:: Set exercise ::
Gather each line of the entries below that includes "this".
========================================================================
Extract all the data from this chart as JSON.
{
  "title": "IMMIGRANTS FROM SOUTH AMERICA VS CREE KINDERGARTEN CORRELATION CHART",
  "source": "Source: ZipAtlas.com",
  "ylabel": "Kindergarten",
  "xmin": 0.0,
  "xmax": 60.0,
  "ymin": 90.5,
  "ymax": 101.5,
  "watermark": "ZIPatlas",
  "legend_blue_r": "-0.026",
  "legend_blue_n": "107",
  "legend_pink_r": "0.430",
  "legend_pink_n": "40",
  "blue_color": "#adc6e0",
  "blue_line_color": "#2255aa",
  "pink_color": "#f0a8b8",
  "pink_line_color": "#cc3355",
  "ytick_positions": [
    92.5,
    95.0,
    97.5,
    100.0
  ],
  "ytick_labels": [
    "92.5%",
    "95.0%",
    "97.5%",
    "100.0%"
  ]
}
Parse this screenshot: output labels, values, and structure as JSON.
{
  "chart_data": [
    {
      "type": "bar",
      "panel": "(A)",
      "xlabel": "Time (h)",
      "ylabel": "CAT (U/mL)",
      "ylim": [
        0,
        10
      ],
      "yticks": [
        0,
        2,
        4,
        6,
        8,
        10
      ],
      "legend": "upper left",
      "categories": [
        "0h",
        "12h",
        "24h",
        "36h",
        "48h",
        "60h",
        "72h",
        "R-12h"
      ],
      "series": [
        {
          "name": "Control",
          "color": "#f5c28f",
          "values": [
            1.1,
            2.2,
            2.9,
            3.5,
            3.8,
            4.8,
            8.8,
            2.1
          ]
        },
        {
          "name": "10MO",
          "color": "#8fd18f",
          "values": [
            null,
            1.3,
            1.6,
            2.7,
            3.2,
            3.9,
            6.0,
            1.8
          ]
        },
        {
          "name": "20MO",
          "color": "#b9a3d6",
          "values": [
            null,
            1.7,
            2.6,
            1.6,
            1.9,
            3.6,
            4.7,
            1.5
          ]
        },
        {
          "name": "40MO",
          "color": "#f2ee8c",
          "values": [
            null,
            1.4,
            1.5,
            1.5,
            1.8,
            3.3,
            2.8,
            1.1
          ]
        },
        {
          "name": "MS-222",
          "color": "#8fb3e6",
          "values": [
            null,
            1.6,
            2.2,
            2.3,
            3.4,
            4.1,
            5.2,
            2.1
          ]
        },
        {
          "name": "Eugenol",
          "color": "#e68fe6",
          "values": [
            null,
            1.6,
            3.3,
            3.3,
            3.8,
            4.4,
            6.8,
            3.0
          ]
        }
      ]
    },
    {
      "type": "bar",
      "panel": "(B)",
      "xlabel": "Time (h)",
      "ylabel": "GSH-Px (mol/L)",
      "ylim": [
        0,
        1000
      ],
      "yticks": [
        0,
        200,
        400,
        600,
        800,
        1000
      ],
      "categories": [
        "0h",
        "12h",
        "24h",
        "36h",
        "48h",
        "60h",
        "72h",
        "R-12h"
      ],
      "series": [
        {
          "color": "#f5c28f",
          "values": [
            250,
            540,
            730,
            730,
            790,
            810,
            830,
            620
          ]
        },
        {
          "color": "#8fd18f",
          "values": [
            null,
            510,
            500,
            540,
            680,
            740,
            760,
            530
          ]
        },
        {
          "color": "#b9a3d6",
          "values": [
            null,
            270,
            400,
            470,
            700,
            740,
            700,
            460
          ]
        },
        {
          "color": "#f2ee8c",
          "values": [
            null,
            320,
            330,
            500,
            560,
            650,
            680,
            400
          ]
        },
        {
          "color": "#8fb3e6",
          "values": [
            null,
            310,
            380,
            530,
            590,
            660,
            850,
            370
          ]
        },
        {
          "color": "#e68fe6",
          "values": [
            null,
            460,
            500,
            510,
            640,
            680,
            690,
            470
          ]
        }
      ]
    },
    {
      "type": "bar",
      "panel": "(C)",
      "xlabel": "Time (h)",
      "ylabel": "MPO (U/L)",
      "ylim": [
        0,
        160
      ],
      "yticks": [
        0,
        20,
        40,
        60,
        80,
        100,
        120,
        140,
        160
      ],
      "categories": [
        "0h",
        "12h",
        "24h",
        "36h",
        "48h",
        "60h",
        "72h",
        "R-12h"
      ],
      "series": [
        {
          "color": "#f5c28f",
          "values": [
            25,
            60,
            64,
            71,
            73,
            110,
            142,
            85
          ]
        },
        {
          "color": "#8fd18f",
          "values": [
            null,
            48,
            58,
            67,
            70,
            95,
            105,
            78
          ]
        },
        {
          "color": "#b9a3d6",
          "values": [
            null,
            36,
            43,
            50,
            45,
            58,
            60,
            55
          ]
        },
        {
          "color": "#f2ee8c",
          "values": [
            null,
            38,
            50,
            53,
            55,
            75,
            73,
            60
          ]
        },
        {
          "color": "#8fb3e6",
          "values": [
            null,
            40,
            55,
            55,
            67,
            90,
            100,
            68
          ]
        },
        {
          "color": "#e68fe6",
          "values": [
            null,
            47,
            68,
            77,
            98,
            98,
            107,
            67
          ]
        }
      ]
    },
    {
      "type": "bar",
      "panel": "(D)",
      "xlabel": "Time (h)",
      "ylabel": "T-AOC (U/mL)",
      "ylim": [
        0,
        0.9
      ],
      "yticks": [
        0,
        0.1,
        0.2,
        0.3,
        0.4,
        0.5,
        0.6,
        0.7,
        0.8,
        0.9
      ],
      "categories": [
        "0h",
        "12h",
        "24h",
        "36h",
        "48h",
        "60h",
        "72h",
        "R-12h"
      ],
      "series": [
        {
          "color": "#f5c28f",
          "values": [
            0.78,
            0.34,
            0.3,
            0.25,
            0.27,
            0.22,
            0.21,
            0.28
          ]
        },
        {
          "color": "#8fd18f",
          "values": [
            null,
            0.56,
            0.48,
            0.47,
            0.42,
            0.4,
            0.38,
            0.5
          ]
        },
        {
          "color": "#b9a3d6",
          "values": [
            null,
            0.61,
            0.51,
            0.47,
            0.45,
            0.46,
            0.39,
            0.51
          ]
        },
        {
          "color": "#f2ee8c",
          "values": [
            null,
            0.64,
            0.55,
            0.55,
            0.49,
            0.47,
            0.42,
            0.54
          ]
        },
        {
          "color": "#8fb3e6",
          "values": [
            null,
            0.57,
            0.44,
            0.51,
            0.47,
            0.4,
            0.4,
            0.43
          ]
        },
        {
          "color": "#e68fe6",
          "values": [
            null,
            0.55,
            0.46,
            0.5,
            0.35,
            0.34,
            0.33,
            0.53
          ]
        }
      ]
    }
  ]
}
========================================================================
:: Output below ::
Extract all the data from this chart as JSON.
Parse this screenshot: output labels, values, and structure as JSON.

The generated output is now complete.